## EXERCISE
Report each line of the data that contains the string "Nicotiana".

Data extracted from a collection:
______________________________

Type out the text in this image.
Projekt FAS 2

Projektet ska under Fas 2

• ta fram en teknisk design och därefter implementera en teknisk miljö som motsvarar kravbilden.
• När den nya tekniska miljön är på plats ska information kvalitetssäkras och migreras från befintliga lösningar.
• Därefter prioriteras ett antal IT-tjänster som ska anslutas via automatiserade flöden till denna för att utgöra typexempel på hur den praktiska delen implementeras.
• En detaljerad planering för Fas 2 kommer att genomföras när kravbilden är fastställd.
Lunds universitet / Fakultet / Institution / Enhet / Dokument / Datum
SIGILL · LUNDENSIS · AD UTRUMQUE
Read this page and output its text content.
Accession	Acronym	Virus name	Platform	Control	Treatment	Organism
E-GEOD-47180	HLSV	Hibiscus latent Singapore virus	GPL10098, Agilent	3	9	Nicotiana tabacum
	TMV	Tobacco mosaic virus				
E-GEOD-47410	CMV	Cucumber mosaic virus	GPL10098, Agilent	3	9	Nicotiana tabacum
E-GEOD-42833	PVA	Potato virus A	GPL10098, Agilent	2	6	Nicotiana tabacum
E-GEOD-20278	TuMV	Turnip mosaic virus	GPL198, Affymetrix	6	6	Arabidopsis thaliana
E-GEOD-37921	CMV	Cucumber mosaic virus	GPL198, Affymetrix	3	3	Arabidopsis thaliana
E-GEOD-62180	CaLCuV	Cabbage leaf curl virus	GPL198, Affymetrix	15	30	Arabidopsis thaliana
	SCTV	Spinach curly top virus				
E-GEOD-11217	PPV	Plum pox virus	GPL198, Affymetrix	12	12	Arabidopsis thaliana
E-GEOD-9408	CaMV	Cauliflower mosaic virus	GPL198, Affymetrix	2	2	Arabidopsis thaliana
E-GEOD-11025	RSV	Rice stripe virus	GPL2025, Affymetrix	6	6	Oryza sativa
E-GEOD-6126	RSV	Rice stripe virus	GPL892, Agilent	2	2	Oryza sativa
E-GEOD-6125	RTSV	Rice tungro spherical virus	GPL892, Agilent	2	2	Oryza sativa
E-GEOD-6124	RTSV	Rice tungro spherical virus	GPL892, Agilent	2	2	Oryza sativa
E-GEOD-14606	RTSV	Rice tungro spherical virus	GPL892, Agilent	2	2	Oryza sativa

______________________________

## ANSWER TO THE PROBLEM
E-GEOD-47180	HLSV	Hibiscus latent Singapore virus	GPL10098, Agilent	3	9	Nicotiana tabacum
E-GEOD-47410	CMV	Cucumber mosaic virus	GPL10098, Agilent	3	9	Nicotiana tabacum
E-GEOD-42833	PVA	Potato virus A	GPL10098, Agilent	2	6	Nicotiana tabacum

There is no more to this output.